**RECORD SET:**

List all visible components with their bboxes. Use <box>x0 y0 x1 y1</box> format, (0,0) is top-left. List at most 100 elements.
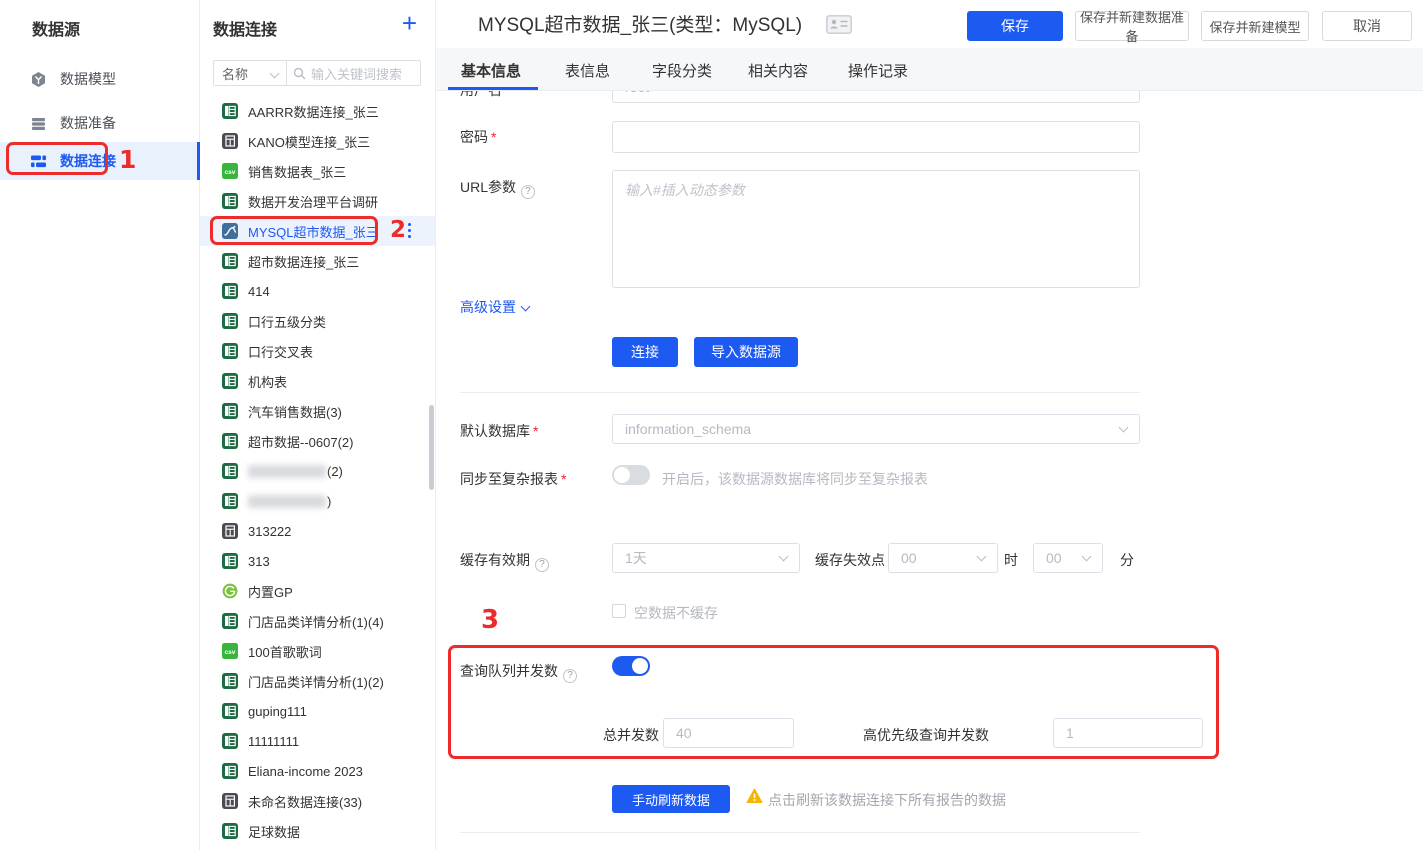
list-item[interactable]: 内置GP <box>200 576 435 606</box>
excel-icon <box>222 283 238 299</box>
list-item[interactable]: 未命名数据连接(33) <box>200 786 435 816</box>
search-input[interactable]: 输入关键词搜索 <box>287 60 421 86</box>
cache-expire-minute-select[interactable]: 00 <box>1033 543 1103 573</box>
required-asterisk: * <box>491 129 496 145</box>
help-icon[interactable]: ? <box>521 185 535 199</box>
list-item-label: 超市数据连接_张三 <box>248 252 359 271</box>
list-item[interactable]: 11111111 <box>200 726 435 756</box>
list-item-label: 414 <box>248 284 270 299</box>
add-connection-button[interactable]: + <box>402 10 417 36</box>
advanced-settings-link[interactable]: 高级设置 <box>460 297 529 317</box>
list-item[interactable]: KANO模型连接_张三 <box>200 126 435 156</box>
list-item-label: KANO模型连接_张三 <box>248 132 370 151</box>
query-queue-label: 查询队列并发数? <box>460 661 577 683</box>
warning-icon <box>746 788 763 807</box>
list-item[interactable]: csv 100首歌歌词 <box>200 636 435 666</box>
total-concurrency-input[interactable]: 40 <box>663 718 794 748</box>
list-item[interactable]: 超市数据--0607(2) <box>200 426 435 456</box>
save-button[interactable]: 保存 <box>967 11 1063 41</box>
save-and-new-prep-button[interactable]: 保存并新建数据准备 <box>1075 11 1189 41</box>
list-item[interactable]: 数据开发治理平台调研 <box>200 186 435 216</box>
list-item[interactable]: 414 <box>200 276 435 306</box>
svg-text:csv: csv <box>225 649 236 656</box>
annotation-number-2: 2 <box>390 217 406 243</box>
list-item[interactable]: 313 <box>200 546 435 576</box>
excel-icon <box>222 763 238 779</box>
cache-expire-label: 缓存失效点 <box>815 550 885 570</box>
list-item-label: ) <box>327 494 331 509</box>
sync-report-toggle[interactable] <box>612 465 650 485</box>
list-item[interactable]: Eliana-income 2023 <box>200 756 435 786</box>
list-item[interactable]: 门店品类详情分析(1)(4) <box>200 606 435 636</box>
help-icon[interactable]: ? <box>535 558 549 572</box>
url-params-textarea[interactable]: 输入#插入动态参数 <box>612 170 1140 288</box>
list-item[interactable]: 口行交叉表 <box>200 336 435 366</box>
annotation-number-3: 3 <box>481 605 499 635</box>
manual-refresh-button[interactable]: 手动刷新数据 <box>612 785 730 813</box>
excel-icon <box>222 193 238 209</box>
default-db-select[interactable]: information_schema <box>612 414 1140 444</box>
list-item[interactable]: 口行五级分类 <box>200 306 435 336</box>
list-item[interactable]: csv销售数据表_张三 <box>200 156 435 186</box>
list-scrollbar[interactable] <box>429 405 434 490</box>
sidebar-item-data-connection[interactable]: 数据连接 <box>0 142 200 180</box>
list-item-label: 313 <box>248 554 270 569</box>
hour-unit-label: 时 <box>1004 550 1018 570</box>
empty-no-cache-checkbox[interactable] <box>612 604 626 618</box>
tab-operation-log[interactable]: 操作记录 <box>848 60 908 81</box>
chevron-down-icon <box>779 552 789 562</box>
url-params-placeholder: 输入#插入动态参数 <box>625 182 745 198</box>
list-item-label: 口行交叉表 <box>248 342 313 361</box>
query-queue-toggle[interactable] <box>612 656 650 676</box>
password-input[interactable] <box>612 121 1140 153</box>
sidebar-title: 数据源 <box>32 16 80 40</box>
high-priority-concurrency-input[interactable]: 1 <box>1053 718 1203 748</box>
list-item[interactable]: 足球数据 <box>200 816 435 846</box>
excel-icon <box>222 313 238 329</box>
help-icon[interactable]: ? <box>563 669 577 683</box>
sidebar-item-data-model[interactable]: 数据模型 <box>0 60 200 98</box>
list-item-label: guping111 <box>248 704 307 719</box>
list-item[interactable]: 汽车销售数据(3) <box>200 396 435 426</box>
save-and-new-model-button[interactable]: 保存并新建模型 <box>1201 11 1309 41</box>
list-item[interactable]: ) <box>200 486 435 516</box>
list-item[interactable]: (2) <box>200 456 435 486</box>
list-item-label: 门店品类详情分析(1)(2) <box>248 672 384 691</box>
list-item-label: 100首歌歌词 <box>248 642 322 661</box>
csv-icon: csv <box>222 163 238 179</box>
excel-icon <box>222 433 238 449</box>
sidebar-item-label: 数据模型 <box>60 69 116 89</box>
cache-period-select[interactable]: 1天 <box>612 543 800 573</box>
cancel-button[interactable]: 取消 <box>1322 11 1412 41</box>
mysql-icon <box>222 223 238 239</box>
list-item[interactable]: 门店品类详情分析(1)(2) <box>200 666 435 696</box>
connect-button[interactable]: 连接 <box>612 337 678 367</box>
tab-basic-info[interactable]: 基本信息 <box>461 60 521 81</box>
list-item[interactable]: 机构表 <box>200 366 435 396</box>
excel-icon <box>222 103 238 119</box>
tab-table-info[interactable]: 表信息 <box>565 60 610 81</box>
tab-related[interactable]: 相关内容 <box>748 60 808 81</box>
main-area: MYSQL超市数据_张三(类型：MySQL) 保存 保存并新建数据准备 保存并新… <box>436 0 1423 850</box>
chevron-down-icon <box>521 302 531 312</box>
empty-no-cache-label: 空数据不缓存 <box>634 603 718 623</box>
list-item[interactable]: AARRR数据连接_张三 <box>200 96 435 126</box>
list-item[interactable]: 超市数据连接_张三 <box>200 246 435 276</box>
tab-field-class[interactable]: 字段分类 <box>652 60 712 81</box>
data-prep-icon <box>30 115 47 132</box>
sync-report-label: 同步至复杂报表* <box>460 469 566 489</box>
list-item-label: 内置GP <box>248 582 293 601</box>
list-item[interactable]: 313222 <box>200 516 435 546</box>
sidebar-item-label: 数据准备 <box>60 113 116 133</box>
import-datasource-button[interactable]: 导入数据源 <box>694 337 798 367</box>
filter-field-select[interactable]: 名称 <box>213 60 287 86</box>
username-input[interactable]: root <box>612 91 1140 103</box>
item-menu-kebab-icon[interactable] <box>408 223 412 241</box>
sidebar-item-data-prep[interactable]: 数据准备 <box>0 104 200 142</box>
search-icon <box>293 67 306 80</box>
minute-unit-label: 分 <box>1120 550 1134 570</box>
cache-expire-hour-select[interactable]: 00 <box>888 543 998 573</box>
list-item-label: MYSQL超市数据_张三 <box>248 222 379 241</box>
list-item[interactable]: guping111 <box>200 696 435 726</box>
high-priority-concurrency-label: 高优先级查询并发数 <box>863 725 989 745</box>
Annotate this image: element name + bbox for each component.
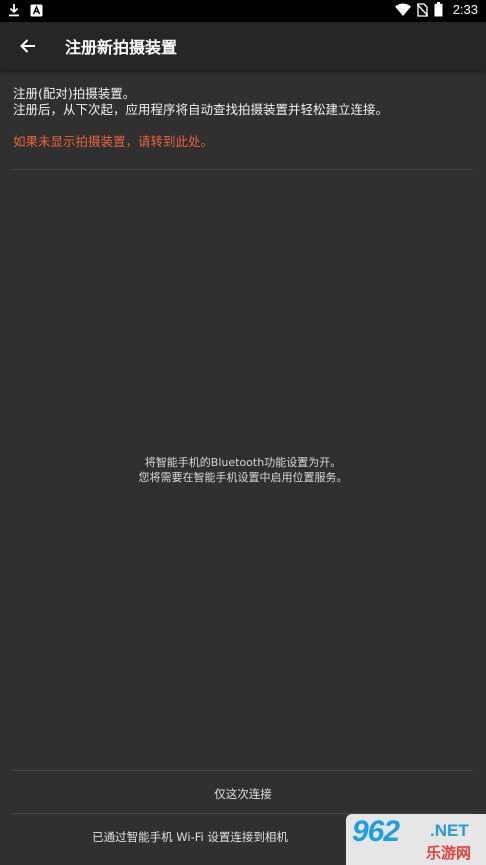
watermark-sub: 乐游网	[426, 844, 472, 862]
arrow-left-icon	[20, 39, 35, 53]
back-button[interactable]	[14, 32, 42, 60]
connect-once-button[interactable]: 仅这次连接	[13, 786, 473, 802]
app-bar: 注册新拍摄装置	[0, 22, 486, 70]
app-notification-icon	[30, 4, 43, 16]
status-right-icons: 2:33	[394, 2, 478, 17]
intro-line-1: 注册(配对)拍摄装置。	[13, 86, 136, 101]
battery-icon	[434, 2, 443, 17]
device-not-shown-link[interactable]: 如果未显示拍摄装置，请转到此处。	[13, 131, 213, 150]
download-icon	[9, 4, 19, 17]
intro-text: 注册(配对)拍摄装置。 注册后，从下次起，应用程序将自动查找拍摄装置并轻松建立连…	[13, 86, 473, 118]
no-sim-icon	[416, 2, 428, 17]
screen: 2:33 注册新拍摄装置 注册(配对)拍摄装置。 注册后，从下次起，应用程序将自…	[0, 0, 486, 865]
watermark-main: 962	[352, 815, 400, 848]
bluetooth-message-line-1: 将智能手机的Bluetooth功能设置为开。	[144, 456, 342, 469]
status-time: 2:33	[452, 2, 478, 17]
watermark-logo: 962 .NET 乐游网	[346, 814, 486, 865]
page-title: 注册新拍摄装置	[65, 38, 178, 57]
wifi-icon	[394, 3, 411, 16]
bottom-divider-1	[13, 770, 473, 771]
watermark-suffix: .NET	[430, 821, 469, 840]
status-left-icons	[8, 3, 43, 17]
bluetooth-message: 将智能手机的Bluetooth功能设置为开。 您将需要在智能手机设置中启用位置服…	[0, 455, 486, 485]
status-bar: 2:33	[0, 0, 486, 22]
bluetooth-message-line-2: 您将需要在智能手机设置中启用位置服务。	[138, 471, 348, 484]
intro-line-2: 注册后，从下次起，应用程序将自动查找拍摄装置并轻松建立连接。	[13, 102, 389, 117]
top-divider	[13, 169, 473, 170]
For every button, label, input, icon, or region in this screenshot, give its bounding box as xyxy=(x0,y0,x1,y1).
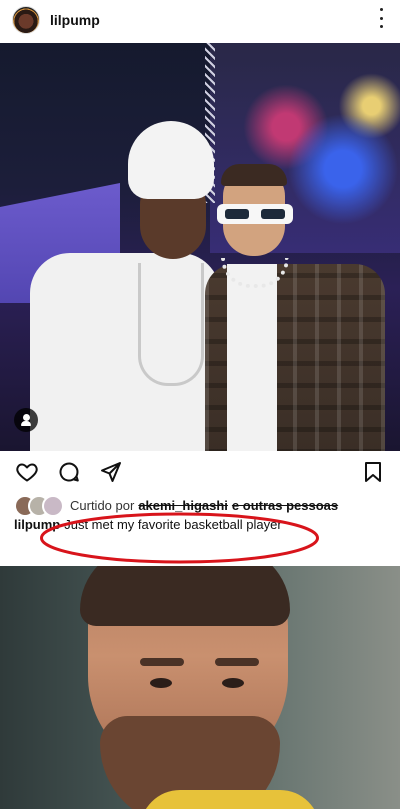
heart-icon[interactable] xyxy=(14,459,40,485)
user-tag-icon[interactable] xyxy=(14,408,38,432)
send-icon[interactable] xyxy=(98,459,124,485)
person-right xyxy=(205,164,385,451)
username[interactable]: lilpump xyxy=(50,12,100,28)
avatar[interactable] xyxy=(12,6,40,34)
comment-bubble-icon[interactable] xyxy=(56,459,82,485)
reaction-image xyxy=(0,566,400,809)
annotation-ellipse xyxy=(40,512,319,564)
more-vertical-icon[interactable] xyxy=(376,8,386,28)
person-left xyxy=(30,113,220,451)
action-bar xyxy=(0,455,400,489)
bookmark-icon[interactable] xyxy=(360,459,386,485)
post-header: lilpump xyxy=(0,0,400,40)
post-photo[interactable] xyxy=(0,43,400,451)
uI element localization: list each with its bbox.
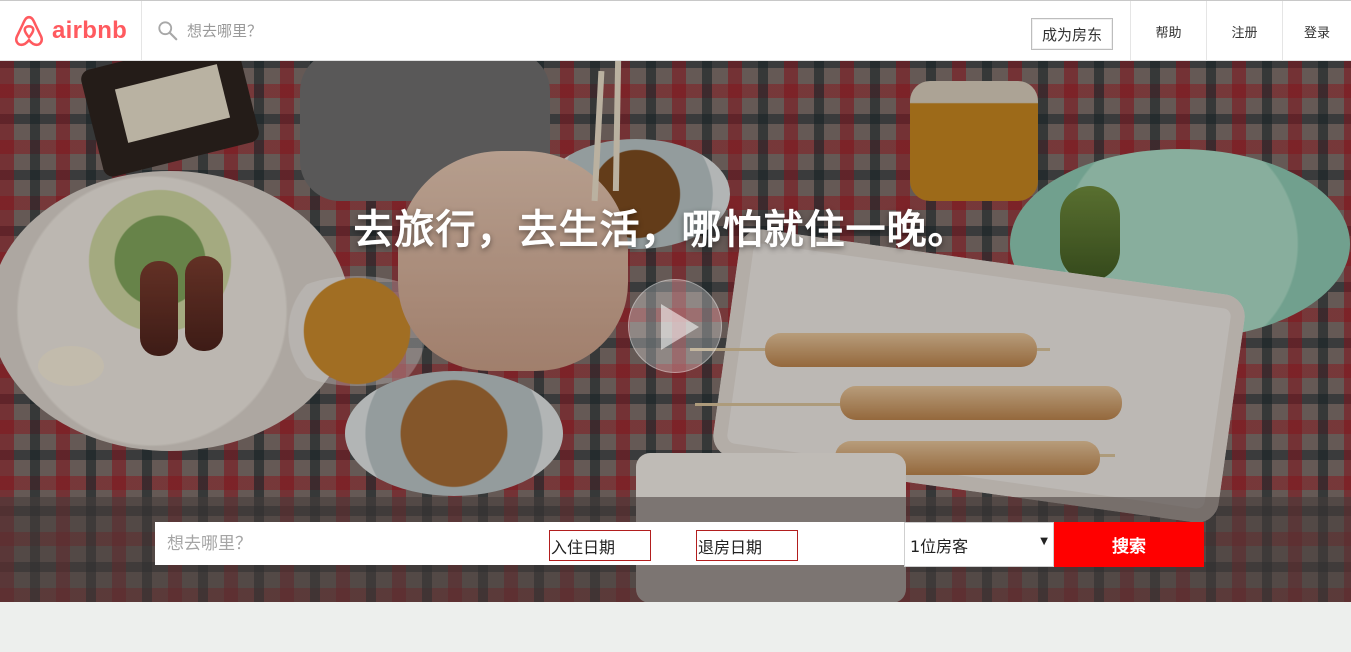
- checkin-date-field[interactable]: 入住日期: [549, 530, 651, 561]
- airbnb-belo-icon: [14, 15, 44, 47]
- logo-wordmark: airbnb: [52, 17, 128, 44]
- checkout-date-field[interactable]: 退房日期: [696, 530, 798, 561]
- header-search-input[interactable]: [187, 22, 487, 40]
- date-range-box: 入住日期 退房日期: [534, 522, 904, 565]
- dropdown-caret-icon: ▼: [1040, 536, 1048, 547]
- destination-input[interactable]: [155, 522, 534, 565]
- header-search[interactable]: [143, 1, 563, 61]
- nav-login-link[interactable]: 登录: [1282, 1, 1351, 61]
- become-host-button[interactable]: 成为房东: [1031, 18, 1113, 50]
- search-button[interactable]: 搜索: [1054, 522, 1204, 567]
- guests-select[interactable]: 1位房客 ▼: [904, 522, 1054, 567]
- guests-value: 1位房客: [910, 536, 969, 556]
- nav-help-link[interactable]: 帮助: [1130, 1, 1206, 61]
- search-bar: 入住日期 退房日期 1位房客 ▼ 搜索: [0, 61, 1351, 602]
- nav-signup-link[interactable]: 注册: [1206, 1, 1282, 61]
- top-nav-bar: airbnb 成为房东 帮助 注册 登录: [0, 0, 1351, 61]
- airbnb-logo[interactable]: airbnb: [0, 1, 142, 61]
- search-icon: [158, 21, 178, 41]
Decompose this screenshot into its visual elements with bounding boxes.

**SHORT TASK:** Arrange the records above as a numbered list, starting at the line containing "- checkin-date-field[interactable]: 入住日期: [549, 530, 651, 561]" and running through the final line of the records, both included, with blank lines omitted.

**RESULT BELOW:**
1. - checkin-date-field[interactable]: 入住日期: [549, 530, 651, 561]
2. - airbnb-belo-icon: [14, 15, 44, 47]
3. - logo-wordmark: airbnb: [52, 17, 128, 44]
4. - checkout-date-field[interactable]: 退房日期: [696, 530, 798, 561]
5. - header-search-input[interactable]: [187, 22, 487, 40]
6. - date-range-box: 入住日期 退房日期: [534, 522, 904, 565]
7. - dropdown-caret-icon: ▼: [1040, 536, 1048, 547]
8. - destination-input[interactable]: [155, 522, 534, 565]
9. - header-search[interactable]: [143, 1, 563, 61]
10. - nav-login-link[interactable]: 登录: [1282, 1, 1351, 61]
11. - become-host-button[interactable]: 成为房东: [1031, 18, 1113, 50]
12. - search-button[interactable]: 搜索: [1054, 522, 1204, 567]
13. - guests-select[interactable]: 1位房客 ▼: [904, 522, 1054, 567]
14. - guests-value: 1位房客: [910, 536, 969, 556]
15. - nav-help-link[interactable]: 帮助: [1130, 1, 1206, 61]
16. - search-bar: 入住日期 退房日期 1位房客 ▼ 搜索: [0, 61, 1351, 602]
17. - nav-signup-link[interactable]: 注册: [1206, 1, 1282, 61]
18. - top-nav-bar: airbnb 成为房东 帮助 注册 登录: [0, 0, 1351, 61]
19. - airbnb-logo[interactable]: airbnb: [0, 1, 142, 61]
20. - search-icon: [158, 21, 178, 41]
21. Decompose this screenshot into its visual elements with bounding boxes.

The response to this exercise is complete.